▸ To do: Print the lines exactly as they appear, beginning at the line that contains "- left-bottom-rule: [0, 396, 486, 398]" and stopping after the line that contains "- x-tick-label: 25%: [873, 336, 893, 346]".

Element location listings:
+ + + + +

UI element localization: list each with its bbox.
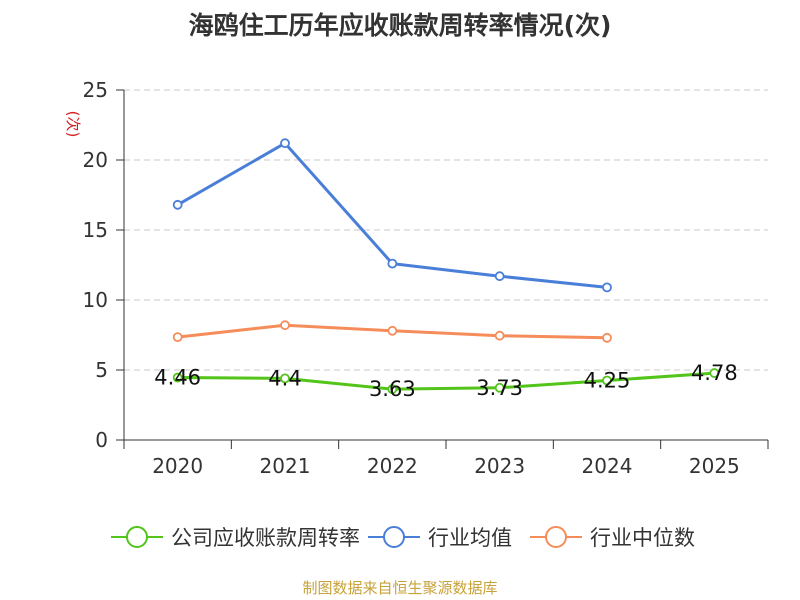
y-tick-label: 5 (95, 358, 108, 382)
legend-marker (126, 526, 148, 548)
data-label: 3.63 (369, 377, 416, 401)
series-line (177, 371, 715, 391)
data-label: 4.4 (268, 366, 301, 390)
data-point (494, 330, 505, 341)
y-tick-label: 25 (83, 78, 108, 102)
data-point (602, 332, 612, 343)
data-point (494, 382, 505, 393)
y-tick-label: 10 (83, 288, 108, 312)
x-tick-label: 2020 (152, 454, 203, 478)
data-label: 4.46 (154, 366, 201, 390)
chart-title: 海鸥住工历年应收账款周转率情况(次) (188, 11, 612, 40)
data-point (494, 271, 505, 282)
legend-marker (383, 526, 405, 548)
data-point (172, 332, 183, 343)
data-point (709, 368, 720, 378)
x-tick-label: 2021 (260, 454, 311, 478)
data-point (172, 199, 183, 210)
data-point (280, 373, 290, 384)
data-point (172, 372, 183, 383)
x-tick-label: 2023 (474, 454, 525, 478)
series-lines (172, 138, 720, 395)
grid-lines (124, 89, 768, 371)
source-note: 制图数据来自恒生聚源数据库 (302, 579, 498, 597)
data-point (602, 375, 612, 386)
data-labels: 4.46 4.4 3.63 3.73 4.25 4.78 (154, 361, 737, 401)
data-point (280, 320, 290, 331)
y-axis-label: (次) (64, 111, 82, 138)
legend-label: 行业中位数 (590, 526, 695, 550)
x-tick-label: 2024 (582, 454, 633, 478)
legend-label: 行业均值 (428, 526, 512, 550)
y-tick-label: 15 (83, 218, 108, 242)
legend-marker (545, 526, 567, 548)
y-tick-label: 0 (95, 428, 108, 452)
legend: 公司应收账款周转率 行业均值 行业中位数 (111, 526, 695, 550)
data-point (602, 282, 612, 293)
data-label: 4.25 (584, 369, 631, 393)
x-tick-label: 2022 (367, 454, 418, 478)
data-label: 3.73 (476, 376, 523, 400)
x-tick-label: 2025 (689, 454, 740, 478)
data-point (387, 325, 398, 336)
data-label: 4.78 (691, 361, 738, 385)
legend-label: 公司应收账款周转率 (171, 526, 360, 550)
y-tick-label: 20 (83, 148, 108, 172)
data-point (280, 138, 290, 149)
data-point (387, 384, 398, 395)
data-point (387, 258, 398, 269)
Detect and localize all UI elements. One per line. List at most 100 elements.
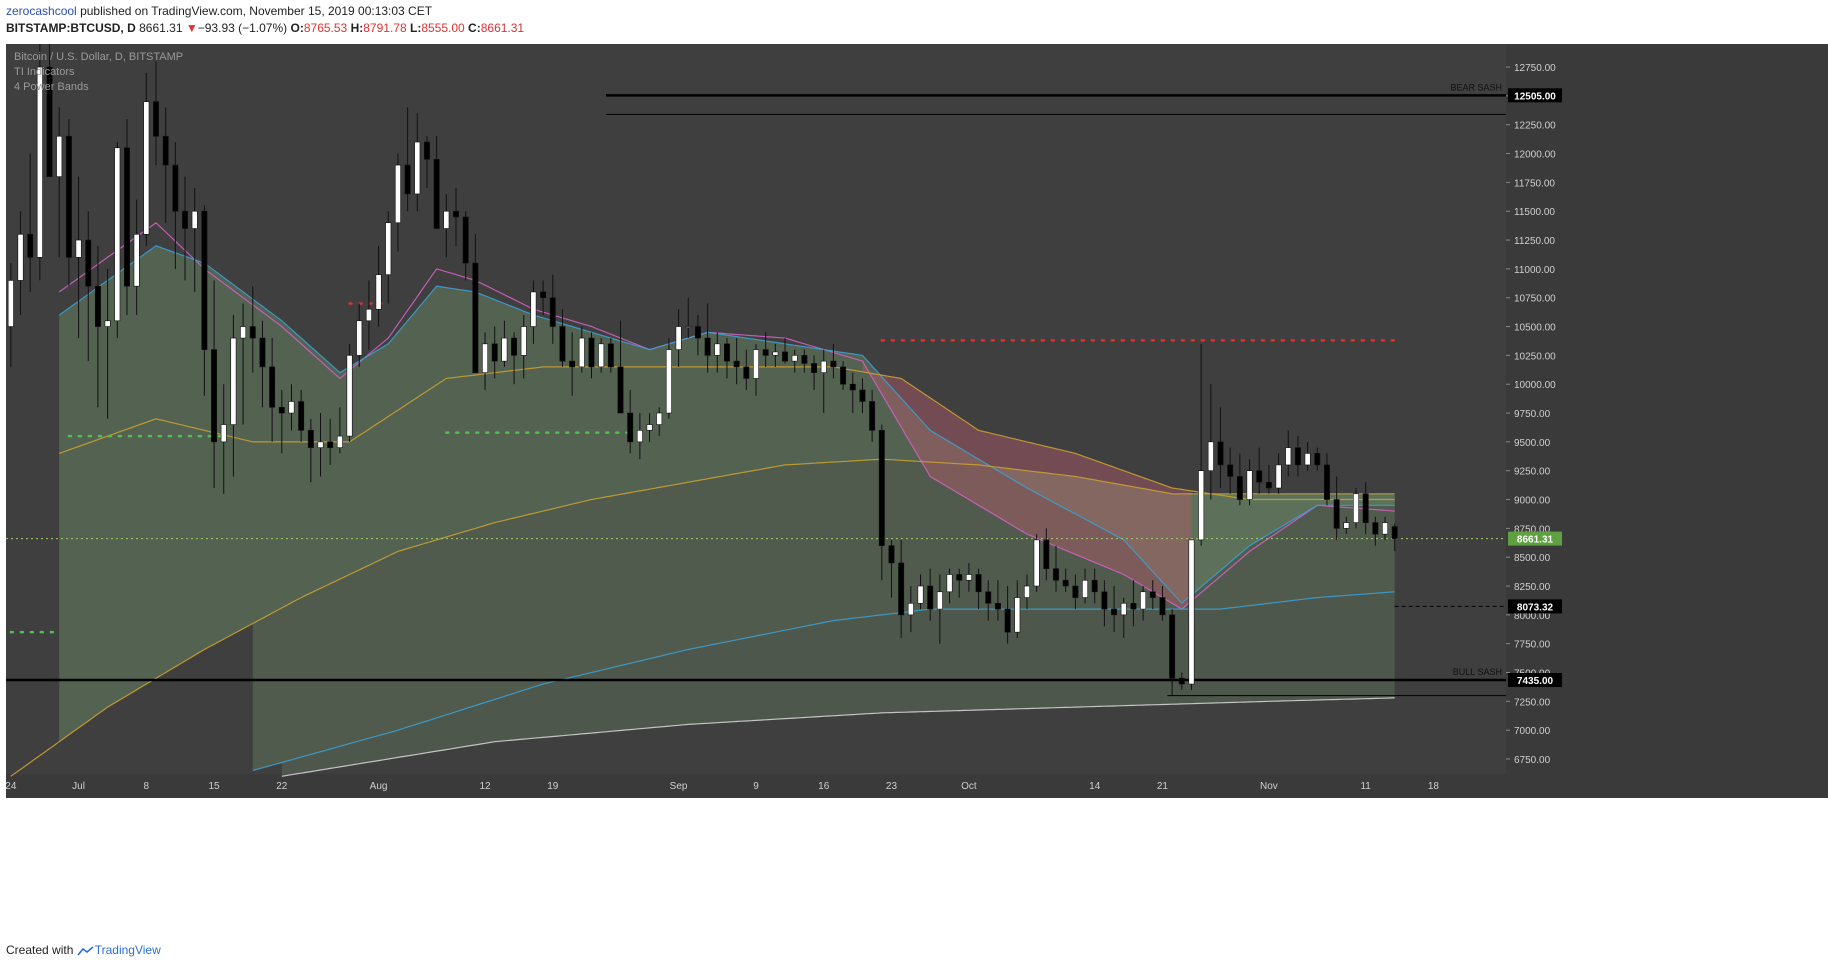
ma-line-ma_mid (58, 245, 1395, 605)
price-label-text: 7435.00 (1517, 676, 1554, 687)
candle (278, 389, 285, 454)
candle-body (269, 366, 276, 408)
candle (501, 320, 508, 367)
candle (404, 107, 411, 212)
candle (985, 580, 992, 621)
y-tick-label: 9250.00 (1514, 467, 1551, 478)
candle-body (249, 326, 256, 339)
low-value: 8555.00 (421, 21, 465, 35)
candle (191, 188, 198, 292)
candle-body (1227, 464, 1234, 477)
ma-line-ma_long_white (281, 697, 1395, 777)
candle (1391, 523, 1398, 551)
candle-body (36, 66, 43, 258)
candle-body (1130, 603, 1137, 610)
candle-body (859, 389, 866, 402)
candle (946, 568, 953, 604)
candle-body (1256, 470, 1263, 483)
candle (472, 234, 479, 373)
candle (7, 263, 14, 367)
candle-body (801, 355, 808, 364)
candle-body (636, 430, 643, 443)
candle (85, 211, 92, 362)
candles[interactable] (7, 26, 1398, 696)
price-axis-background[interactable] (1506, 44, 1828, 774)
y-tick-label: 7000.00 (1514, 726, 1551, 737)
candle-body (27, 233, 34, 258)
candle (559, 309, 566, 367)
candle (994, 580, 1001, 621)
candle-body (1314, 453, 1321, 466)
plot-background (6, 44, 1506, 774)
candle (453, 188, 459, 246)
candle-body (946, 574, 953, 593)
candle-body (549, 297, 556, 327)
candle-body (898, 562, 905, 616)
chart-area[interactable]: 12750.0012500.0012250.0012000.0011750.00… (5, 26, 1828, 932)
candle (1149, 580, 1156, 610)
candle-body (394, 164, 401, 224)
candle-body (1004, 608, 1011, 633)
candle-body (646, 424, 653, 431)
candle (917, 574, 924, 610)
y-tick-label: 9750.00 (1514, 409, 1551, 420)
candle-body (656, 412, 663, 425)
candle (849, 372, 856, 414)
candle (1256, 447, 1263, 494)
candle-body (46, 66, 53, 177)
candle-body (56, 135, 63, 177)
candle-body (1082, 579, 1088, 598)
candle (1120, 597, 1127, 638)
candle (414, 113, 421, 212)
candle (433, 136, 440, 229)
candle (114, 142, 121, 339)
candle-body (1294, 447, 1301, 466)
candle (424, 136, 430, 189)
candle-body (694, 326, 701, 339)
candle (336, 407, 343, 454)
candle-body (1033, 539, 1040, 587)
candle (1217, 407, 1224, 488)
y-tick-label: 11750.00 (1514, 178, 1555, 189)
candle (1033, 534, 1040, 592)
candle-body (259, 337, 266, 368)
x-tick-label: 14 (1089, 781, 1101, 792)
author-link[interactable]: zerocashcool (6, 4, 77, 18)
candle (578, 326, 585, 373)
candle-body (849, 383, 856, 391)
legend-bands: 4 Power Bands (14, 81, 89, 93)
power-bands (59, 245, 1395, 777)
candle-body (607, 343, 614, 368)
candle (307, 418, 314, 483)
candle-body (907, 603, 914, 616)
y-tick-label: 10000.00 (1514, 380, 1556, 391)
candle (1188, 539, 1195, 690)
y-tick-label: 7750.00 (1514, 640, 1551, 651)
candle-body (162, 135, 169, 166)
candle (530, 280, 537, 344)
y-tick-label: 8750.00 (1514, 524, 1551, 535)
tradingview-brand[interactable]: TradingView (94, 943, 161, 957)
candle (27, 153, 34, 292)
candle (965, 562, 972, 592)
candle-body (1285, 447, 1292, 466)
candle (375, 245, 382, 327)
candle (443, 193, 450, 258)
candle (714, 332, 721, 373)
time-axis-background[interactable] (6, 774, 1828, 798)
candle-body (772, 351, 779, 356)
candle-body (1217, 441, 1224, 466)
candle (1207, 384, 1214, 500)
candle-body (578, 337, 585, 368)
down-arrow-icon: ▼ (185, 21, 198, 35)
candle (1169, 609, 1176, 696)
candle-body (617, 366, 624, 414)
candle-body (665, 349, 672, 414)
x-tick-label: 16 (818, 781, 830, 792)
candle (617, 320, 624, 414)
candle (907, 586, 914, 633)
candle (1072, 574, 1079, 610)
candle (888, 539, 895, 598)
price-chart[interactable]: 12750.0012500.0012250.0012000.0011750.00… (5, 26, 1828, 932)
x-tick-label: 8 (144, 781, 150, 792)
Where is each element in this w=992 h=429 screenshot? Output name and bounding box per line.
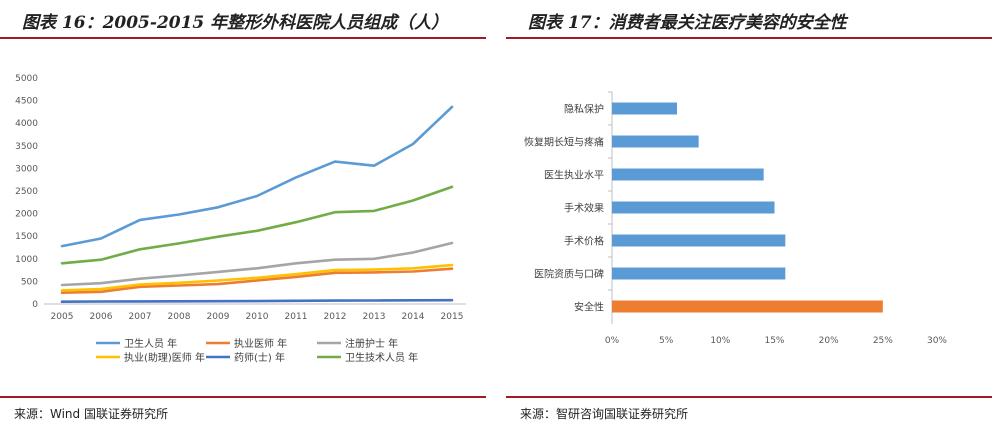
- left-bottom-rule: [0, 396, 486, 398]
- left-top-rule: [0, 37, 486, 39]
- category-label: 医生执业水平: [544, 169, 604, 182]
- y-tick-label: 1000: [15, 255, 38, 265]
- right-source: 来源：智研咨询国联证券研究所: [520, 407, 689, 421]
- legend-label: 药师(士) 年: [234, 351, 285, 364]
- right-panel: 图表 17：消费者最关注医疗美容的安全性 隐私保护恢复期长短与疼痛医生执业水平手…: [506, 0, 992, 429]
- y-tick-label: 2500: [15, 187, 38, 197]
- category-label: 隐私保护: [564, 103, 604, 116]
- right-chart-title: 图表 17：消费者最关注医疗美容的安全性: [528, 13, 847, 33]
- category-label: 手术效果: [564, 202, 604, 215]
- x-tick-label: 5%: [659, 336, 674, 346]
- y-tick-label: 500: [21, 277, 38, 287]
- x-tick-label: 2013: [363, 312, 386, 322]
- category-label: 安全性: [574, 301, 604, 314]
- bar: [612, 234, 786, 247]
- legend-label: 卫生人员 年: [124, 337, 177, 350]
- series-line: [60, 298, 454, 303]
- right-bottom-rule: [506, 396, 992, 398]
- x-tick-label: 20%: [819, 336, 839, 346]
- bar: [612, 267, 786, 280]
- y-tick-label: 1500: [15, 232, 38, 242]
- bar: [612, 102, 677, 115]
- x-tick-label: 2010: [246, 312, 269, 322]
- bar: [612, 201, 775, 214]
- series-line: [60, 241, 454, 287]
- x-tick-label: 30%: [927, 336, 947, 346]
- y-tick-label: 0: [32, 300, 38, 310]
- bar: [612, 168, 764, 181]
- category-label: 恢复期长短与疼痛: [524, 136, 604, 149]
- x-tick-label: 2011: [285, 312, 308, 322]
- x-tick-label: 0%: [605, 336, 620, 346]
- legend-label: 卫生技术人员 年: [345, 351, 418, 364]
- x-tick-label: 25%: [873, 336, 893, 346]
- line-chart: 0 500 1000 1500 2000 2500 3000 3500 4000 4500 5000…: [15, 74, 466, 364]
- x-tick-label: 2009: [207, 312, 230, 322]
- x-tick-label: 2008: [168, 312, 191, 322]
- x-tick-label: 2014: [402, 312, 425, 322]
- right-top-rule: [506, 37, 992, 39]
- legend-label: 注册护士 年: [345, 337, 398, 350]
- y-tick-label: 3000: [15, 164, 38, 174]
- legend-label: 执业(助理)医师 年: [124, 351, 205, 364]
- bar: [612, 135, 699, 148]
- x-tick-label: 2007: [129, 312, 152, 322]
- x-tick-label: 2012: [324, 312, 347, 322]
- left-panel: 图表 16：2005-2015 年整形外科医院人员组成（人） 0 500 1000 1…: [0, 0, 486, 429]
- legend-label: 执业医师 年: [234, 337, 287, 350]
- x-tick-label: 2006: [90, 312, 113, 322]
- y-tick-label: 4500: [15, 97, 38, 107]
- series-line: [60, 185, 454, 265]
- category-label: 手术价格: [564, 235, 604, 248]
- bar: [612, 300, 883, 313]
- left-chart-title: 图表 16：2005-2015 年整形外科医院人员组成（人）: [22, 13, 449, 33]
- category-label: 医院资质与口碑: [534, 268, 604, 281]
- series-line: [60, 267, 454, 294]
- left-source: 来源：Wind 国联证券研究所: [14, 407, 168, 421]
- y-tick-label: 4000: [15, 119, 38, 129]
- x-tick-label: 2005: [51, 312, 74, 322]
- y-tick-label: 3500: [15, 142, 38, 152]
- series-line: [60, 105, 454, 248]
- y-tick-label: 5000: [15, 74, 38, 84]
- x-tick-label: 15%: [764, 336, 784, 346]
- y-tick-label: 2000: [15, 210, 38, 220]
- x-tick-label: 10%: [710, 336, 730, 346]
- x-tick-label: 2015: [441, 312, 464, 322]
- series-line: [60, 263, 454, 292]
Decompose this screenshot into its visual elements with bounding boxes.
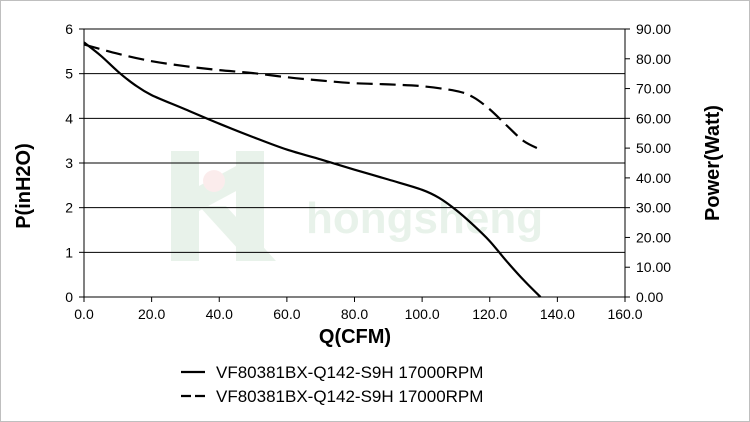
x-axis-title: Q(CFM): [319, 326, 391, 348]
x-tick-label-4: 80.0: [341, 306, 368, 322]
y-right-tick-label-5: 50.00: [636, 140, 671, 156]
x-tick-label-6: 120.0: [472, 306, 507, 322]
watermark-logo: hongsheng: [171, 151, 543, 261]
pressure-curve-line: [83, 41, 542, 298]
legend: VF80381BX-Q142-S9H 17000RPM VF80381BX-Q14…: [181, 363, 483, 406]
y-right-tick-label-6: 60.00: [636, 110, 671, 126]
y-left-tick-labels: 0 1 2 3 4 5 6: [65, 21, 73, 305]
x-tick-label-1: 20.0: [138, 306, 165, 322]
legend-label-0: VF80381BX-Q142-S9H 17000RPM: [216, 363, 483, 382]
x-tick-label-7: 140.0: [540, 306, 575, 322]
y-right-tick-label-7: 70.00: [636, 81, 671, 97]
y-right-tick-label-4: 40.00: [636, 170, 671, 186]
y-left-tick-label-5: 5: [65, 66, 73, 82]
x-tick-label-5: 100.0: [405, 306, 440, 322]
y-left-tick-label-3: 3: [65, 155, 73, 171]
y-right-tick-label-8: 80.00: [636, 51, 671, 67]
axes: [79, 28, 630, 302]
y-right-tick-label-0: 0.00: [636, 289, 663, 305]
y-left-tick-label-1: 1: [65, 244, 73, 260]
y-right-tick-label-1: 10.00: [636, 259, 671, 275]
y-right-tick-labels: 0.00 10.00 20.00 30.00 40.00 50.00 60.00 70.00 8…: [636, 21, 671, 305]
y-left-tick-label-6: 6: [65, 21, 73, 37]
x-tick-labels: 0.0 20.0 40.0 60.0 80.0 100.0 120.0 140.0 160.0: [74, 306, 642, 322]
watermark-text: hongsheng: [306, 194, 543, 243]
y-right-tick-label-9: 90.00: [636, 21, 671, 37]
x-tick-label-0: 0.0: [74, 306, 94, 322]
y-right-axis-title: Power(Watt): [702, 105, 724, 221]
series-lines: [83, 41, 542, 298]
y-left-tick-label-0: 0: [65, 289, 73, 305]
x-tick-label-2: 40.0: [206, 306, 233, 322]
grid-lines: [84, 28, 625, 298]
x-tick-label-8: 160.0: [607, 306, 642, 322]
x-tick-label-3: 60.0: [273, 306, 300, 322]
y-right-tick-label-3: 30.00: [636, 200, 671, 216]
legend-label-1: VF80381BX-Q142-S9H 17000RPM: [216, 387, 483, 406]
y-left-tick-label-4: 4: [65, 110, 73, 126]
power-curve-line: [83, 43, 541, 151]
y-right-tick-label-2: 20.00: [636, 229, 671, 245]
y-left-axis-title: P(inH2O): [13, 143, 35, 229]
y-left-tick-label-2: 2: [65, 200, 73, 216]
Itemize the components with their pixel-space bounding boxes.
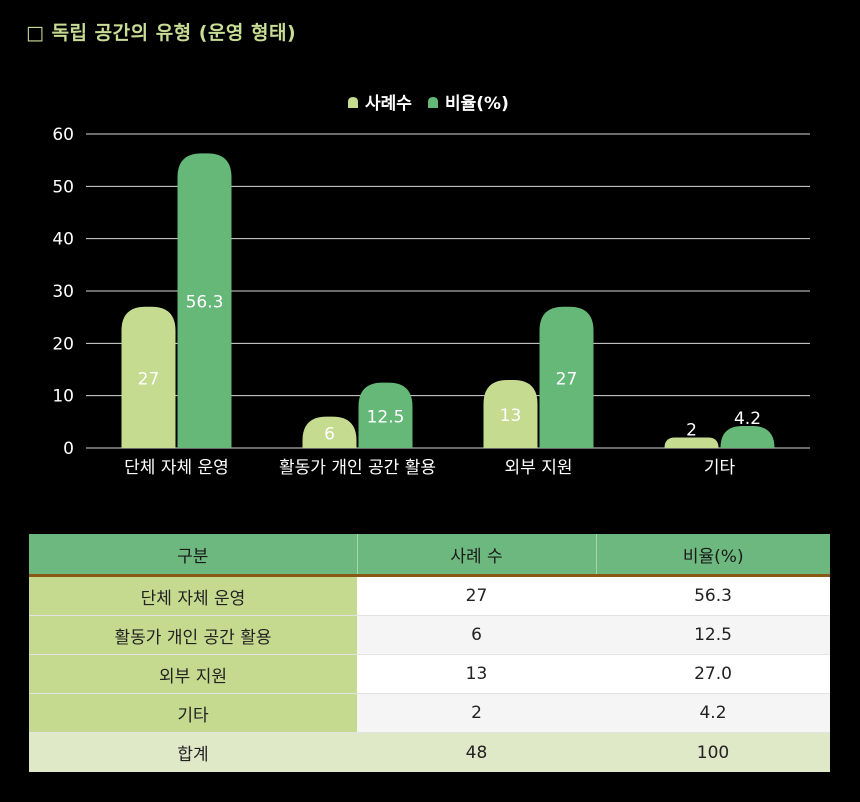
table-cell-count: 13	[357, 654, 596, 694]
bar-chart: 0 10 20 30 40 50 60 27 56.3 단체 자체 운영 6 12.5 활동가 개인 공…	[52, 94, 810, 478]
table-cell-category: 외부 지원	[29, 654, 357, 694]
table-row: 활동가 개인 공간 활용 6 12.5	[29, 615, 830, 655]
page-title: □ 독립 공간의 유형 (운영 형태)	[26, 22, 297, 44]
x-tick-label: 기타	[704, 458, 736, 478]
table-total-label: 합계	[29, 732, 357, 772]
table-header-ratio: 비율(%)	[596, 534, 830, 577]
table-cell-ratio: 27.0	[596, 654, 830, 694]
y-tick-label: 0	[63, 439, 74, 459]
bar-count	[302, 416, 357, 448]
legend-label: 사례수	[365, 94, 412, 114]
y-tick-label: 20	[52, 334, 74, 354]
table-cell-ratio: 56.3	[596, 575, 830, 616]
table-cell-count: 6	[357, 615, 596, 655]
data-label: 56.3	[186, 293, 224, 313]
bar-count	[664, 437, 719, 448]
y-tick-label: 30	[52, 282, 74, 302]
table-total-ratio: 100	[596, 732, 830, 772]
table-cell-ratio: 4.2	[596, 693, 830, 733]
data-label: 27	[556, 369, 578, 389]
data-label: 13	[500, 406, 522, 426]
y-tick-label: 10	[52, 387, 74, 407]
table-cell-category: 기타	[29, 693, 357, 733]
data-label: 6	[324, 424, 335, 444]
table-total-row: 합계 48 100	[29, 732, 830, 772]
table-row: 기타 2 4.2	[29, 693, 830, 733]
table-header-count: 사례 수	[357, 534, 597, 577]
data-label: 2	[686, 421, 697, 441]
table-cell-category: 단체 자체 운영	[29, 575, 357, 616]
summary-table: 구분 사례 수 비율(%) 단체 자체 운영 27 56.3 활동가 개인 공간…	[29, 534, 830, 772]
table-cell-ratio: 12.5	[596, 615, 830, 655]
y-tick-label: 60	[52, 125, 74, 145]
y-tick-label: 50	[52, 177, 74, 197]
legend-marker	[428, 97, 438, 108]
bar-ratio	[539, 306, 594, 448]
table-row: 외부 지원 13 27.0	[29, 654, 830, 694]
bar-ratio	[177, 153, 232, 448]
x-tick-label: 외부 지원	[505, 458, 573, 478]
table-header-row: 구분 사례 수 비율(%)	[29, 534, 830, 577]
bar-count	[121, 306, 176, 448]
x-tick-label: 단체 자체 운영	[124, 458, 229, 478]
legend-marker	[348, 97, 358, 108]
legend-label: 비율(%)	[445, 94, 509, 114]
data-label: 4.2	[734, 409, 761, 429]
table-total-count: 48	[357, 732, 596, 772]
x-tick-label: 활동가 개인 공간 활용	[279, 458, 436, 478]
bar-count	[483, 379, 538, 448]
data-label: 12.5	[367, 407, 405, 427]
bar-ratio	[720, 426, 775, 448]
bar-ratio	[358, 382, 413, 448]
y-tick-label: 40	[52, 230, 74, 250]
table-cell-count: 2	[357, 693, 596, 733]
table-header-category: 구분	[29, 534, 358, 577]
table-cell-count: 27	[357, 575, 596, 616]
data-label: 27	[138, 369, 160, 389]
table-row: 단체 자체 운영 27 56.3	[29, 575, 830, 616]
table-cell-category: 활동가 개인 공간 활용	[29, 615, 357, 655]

+ + + + +

▸ Task output:
- left-bottom-rule: [0, 396, 486, 398]
- left-top-rule: [0, 37, 486, 39]
- category-label: 医生执业水平: [544, 169, 604, 182]
- y-tick-label: 1000: [15, 255, 38, 265]
- right-source: 来源：智研咨询国联证券研究所: [520, 407, 689, 421]
- legend-label: 药师(士) 年: [234, 351, 285, 364]
- right-panel: 图表 17：消费者最关注医疗美容的安全性 隐私保护恢复期长短与疼痛医生执业水平手…: [506, 0, 992, 429]
- y-tick-label: 2500: [15, 187, 38, 197]
- category-label: 隐私保护: [564, 103, 604, 116]
- right-chart-title: 图表 17：消费者最关注医疗美容的安全性: [528, 13, 847, 33]
- category-label: 手术效果: [564, 202, 604, 215]
- x-tick-label: 5%: [659, 336, 674, 346]
- y-tick-label: 500: [21, 277, 38, 287]
- x-tick-label: 2013: [363, 312, 386, 322]
- category-label: 安全性: [574, 301, 604, 314]
- bar: [612, 234, 786, 247]
- legend-label: 卫生人员 年: [124, 337, 177, 350]
- series-line: [60, 298, 454, 303]
- right-bottom-rule: [506, 396, 992, 398]
- x-tick-label: 20%: [819, 336, 839, 346]
- bar: [612, 267, 786, 280]
- y-tick-label: 1500: [15, 232, 38, 242]
- bar: [612, 102, 677, 115]
- x-tick-label: 2010: [246, 312, 269, 322]
- bar: [612, 201, 775, 214]
- series-line: [60, 241, 454, 287]
- x-tick-label: 30%: [927, 336, 947, 346]
- y-tick-label: 0: [32, 300, 38, 310]
- bar: [612, 168, 764, 181]
- category-label: 恢复期长短与疼痛: [524, 136, 604, 149]
- x-tick-label: 2011: [285, 312, 308, 322]
- x-tick-label: 0%: [605, 336, 620, 346]
- legend-label: 卫生技术人员 年: [345, 351, 418, 364]
- x-tick-label: 25%: [873, 336, 893, 346]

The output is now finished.